→ **Written task**:
Render every line of the material below as a JSON array of strings, one string per line, omitting any blank lines.

Data entries:

_ _ _ _ _ _ _

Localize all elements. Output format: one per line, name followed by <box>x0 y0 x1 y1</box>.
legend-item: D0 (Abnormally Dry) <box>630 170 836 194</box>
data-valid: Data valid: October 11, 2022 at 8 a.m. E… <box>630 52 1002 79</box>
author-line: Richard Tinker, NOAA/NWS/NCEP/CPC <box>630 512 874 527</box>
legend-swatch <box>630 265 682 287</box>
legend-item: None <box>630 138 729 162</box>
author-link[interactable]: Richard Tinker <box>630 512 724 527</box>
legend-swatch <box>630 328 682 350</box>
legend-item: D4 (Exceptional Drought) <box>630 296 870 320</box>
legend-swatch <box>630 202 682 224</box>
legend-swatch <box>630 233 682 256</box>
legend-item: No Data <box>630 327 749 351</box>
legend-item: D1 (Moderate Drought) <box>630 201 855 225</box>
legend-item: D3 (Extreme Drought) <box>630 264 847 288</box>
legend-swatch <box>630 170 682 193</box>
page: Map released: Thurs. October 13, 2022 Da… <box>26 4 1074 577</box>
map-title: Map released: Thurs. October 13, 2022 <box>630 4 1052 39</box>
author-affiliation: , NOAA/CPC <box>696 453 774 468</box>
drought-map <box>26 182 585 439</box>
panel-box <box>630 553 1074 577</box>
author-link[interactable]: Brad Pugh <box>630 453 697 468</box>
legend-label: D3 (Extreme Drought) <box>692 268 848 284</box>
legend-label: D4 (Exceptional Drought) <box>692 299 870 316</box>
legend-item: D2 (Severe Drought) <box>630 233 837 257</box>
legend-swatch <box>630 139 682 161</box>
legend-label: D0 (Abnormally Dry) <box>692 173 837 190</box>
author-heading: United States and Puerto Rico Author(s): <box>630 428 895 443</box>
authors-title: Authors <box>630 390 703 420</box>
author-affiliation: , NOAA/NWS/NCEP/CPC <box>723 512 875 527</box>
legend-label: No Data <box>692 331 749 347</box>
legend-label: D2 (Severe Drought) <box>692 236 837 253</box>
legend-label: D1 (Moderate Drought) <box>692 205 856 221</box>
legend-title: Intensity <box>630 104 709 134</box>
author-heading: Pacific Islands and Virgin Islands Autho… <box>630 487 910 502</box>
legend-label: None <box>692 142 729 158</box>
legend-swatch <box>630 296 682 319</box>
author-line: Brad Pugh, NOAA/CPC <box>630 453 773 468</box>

_ _ _ _ _ _ _

→ **Solution to this exercise**:
[
  "Localize all elements. Output format: one per line, name followed by <box>x0 y0 x1 y1</box>.",
  "legend-item: D0 (Abnormally Dry) <box>630 170 836 194</box>",
  "data-valid: Data valid: October 11, 2022 at 8 a.m. E… <box>630 52 1002 79</box>",
  "author-line: Richard Tinker, NOAA/NWS/NCEP/CPC <box>630 512 874 527</box>",
  "legend-swatch <box>630 265 682 287</box>",
  "legend-item: None <box>630 138 729 162</box>",
  "author-link[interactable]: Richard Tinker <box>630 512 724 527</box>",
  "legend-swatch <box>630 328 682 350</box>",
  "legend-item: D4 (Exceptional Drought) <box>630 296 870 320</box>",
  "legend-swatch <box>630 202 682 224</box>",
  "legend-swatch <box>630 233 682 256</box>",
  "legend-item: No Data <box>630 327 749 351</box>",
  "legend-item: D1 (Moderate Drought) <box>630 201 855 225</box>",
  "legend-item: D3 (Extreme Drought) <box>630 264 847 288</box>",
  "legend-swatch <box>630 170 682 193</box>",
  "page: Map released: Thurs. October 13, 2022 Da… <box>26 4 1074 577</box>",
  "map-title: Map released: Thurs. October 13, 2022 <box>630 4 1052 39</box>",
  "author-affiliation: , NOAA/CPC <box>696 453 774 468</box>",
  "drought-map <box>26 182 585 439</box>",
  "panel-box <box>630 553 1074 577</box>",
  "author-link[interactable]: Brad Pugh <box>630 453 697 468</box>",
  "legend-label: D3 (Extreme Drought) <box>692 268 848 284</box>",
  "legend-label: D4 (Exceptional Drought) <box>692 299 870 316</box>",
  "legend-item: D2 (Severe Drought) <box>630 233 837 257</box>",
  "legend-swatch <box>630 139 682 161</box>",
  "legend-label: D0 (Abnormally Dry) <box>692 173 837 190</box>",
  "author-heading: United States and Puerto Rico Author(s): <box>630 428 895 443</box>",
  "authors-title: Authors <box>630 390 703 420</box>",
  "author-affiliation: , NOAA/NWS/NCEP/CPC <box>723 512 875 527</box>",
  "legend-label: No Data <box>692 331 749 347</box>",
  "legend-label: D2 (Severe Drought) <box>692 236 837 253</box>",
  "legend-label: D1 (Moderate Drought) <box>692 205 856 221</box>",
  "legend-title: Intensity <box>630 104 709 134</box>",
  "author-heading: Pacific Islands and Virgin Islands Autho… <box>630 487 910 502</box>",
  "legend-label: None <box>692 142 729 158</box>",
  "legend-swatch <box>630 296 682 319</box>",
  "author-line: Brad Pugh, NOAA/CPC <box>630 453 773 468</box>"
]